EXERCISE
Transcribe all the entries word for word, skipping the pictures.

TASK INPUTS
>> start

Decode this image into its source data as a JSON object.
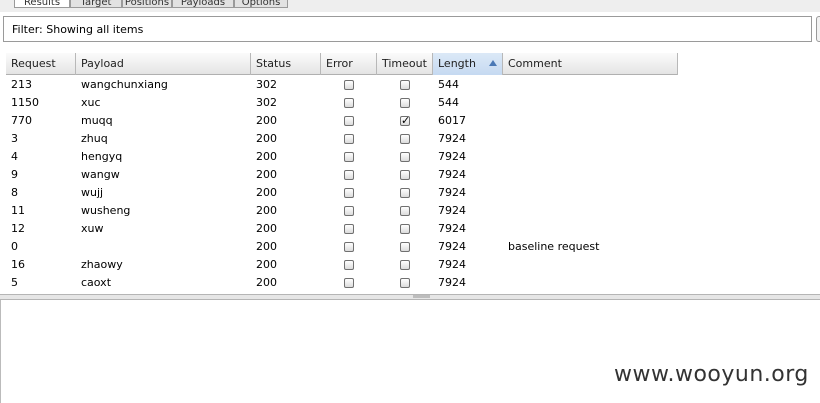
{
  "tabs": [
    {
      "label": "Results",
      "active": true
    },
    {
      "label": "Target",
      "active": false
    },
    {
      "label": "Positions",
      "active": false
    },
    {
      "label": "Payloads",
      "active": false
    },
    {
      "label": "Options",
      "active": false
    }
  ],
  "filter": {
    "text": "Filter: Showing all items"
  },
  "table": {
    "columns": [
      "Request",
      "Payload",
      "Status",
      "Error",
      "Timeout",
      "Length",
      "Comment"
    ],
    "sorted_column": "Length",
    "rows": [
      {
        "request": "213",
        "payload": "wangchunxiang",
        "status": "302",
        "error": false,
        "timeout": false,
        "length": "544",
        "comment": ""
      },
      {
        "request": "1150",
        "payload": "xuc",
        "status": "302",
        "error": false,
        "timeout": false,
        "length": "544",
        "comment": ""
      },
      {
        "request": "770",
        "payload": "muqq",
        "status": "200",
        "error": false,
        "timeout": true,
        "length": "6017",
        "comment": ""
      },
      {
        "request": "3",
        "payload": "zhuq",
        "status": "200",
        "error": false,
        "timeout": false,
        "length": "7924",
        "comment": ""
      },
      {
        "request": "4",
        "payload": "hengyq",
        "status": "200",
        "error": false,
        "timeout": false,
        "length": "7924",
        "comment": ""
      },
      {
        "request": "9",
        "payload": "wangw",
        "status": "200",
        "error": false,
        "timeout": false,
        "length": "7924",
        "comment": ""
      },
      {
        "request": "8",
        "payload": "wujj",
        "status": "200",
        "error": false,
        "timeout": false,
        "length": "7924",
        "comment": ""
      },
      {
        "request": "11",
        "payload": "wusheng",
        "status": "200",
        "error": false,
        "timeout": false,
        "length": "7924",
        "comment": ""
      },
      {
        "request": "12",
        "payload": "xuw",
        "status": "200",
        "error": false,
        "timeout": false,
        "length": "7924",
        "comment": ""
      },
      {
        "request": "0",
        "payload": "",
        "status": "200",
        "error": false,
        "timeout": false,
        "length": "7924",
        "comment": "baseline request"
      },
      {
        "request": "16",
        "payload": "zhaowy",
        "status": "200",
        "error": false,
        "timeout": false,
        "length": "7924",
        "comment": ""
      },
      {
        "request": "5",
        "payload": "caoxt",
        "status": "200",
        "error": false,
        "timeout": false,
        "length": "7924",
        "comment": ""
      }
    ]
  },
  "watermark": "www.wooyun.org"
}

>> end

OUTPUT FOR THIS EXERCISE
Decode this image into its source data as a JSON object.
{
  "tabs": [
    {
      "label": "Results",
      "active": true
    },
    {
      "label": "Target",
      "active": false
    },
    {
      "label": "Positions",
      "active": false
    },
    {
      "label": "Payloads",
      "active": false
    },
    {
      "label": "Options",
      "active": false
    }
  ],
  "filter": {
    "text": "Filter: Showing all items"
  },
  "table": {
    "columns": [
      "Request",
      "Payload",
      "Status",
      "Error",
      "Timeout",
      "Length",
      "Comment"
    ],
    "sorted_column": "Length",
    "rows": [
      {
        "request": "213",
        "payload": "wangchunxiang",
        "status": "302",
        "error": false,
        "timeout": false,
        "length": "544",
        "comment": ""
      },
      {
        "request": "1150",
        "payload": "xuc",
        "status": "302",
        "error": false,
        "timeout": false,
        "length": "544",
        "comment": ""
      },
      {
        "request": "770",
        "payload": "muqq",
        "status": "200",
        "error": false,
        "timeout": true,
        "length": "6017",
        "comment": ""
      },
      {
        "request": "3",
        "payload": "zhuq",
        "status": "200",
        "error": false,
        "timeout": false,
        "length": "7924",
        "comment": ""
      },
      {
        "request": "4",
        "payload": "hengyq",
        "status": "200",
        "error": false,
        "timeout": false,
        "length": "7924",
        "comment": ""
      },
      {
        "request": "9",
        "payload": "wangw",
        "status": "200",
        "error": false,
        "timeout": false,
        "length": "7924",
        "comment": ""
      },
      {
        "request": "8",
        "payload": "wujj",
        "status": "200",
        "error": false,
        "timeout": false,
        "length": "7924",
        "comment": ""
      },
      {
        "request": "11",
        "payload": "wusheng",
        "status": "200",
        "error": false,
        "timeout": false,
        "length": "7924",
        "comment": ""
      },
      {
        "request": "12",
        "payload": "xuw",
        "status": "200",
        "error": false,
        "timeout": false,
        "length": "7924",
        "comment": ""
      },
      {
        "request": "0",
        "payload": "",
        "status": "200",
        "error": false,
        "timeout": false,
        "length": "7924",
        "comment": "baseline request"
      },
      {
        "request": "16",
        "payload": "zhaowy",
        "status": "200",
        "error": false,
        "timeout": false,
        "length": "7924",
        "comment": ""
      },
      {
        "request": "5",
        "payload": "caoxt",
        "status": "200",
        "error": false,
        "timeout": false,
        "length": "7924",
        "comment": ""
      }
    ]
  },
  "watermark": "www.wooyun.org"
}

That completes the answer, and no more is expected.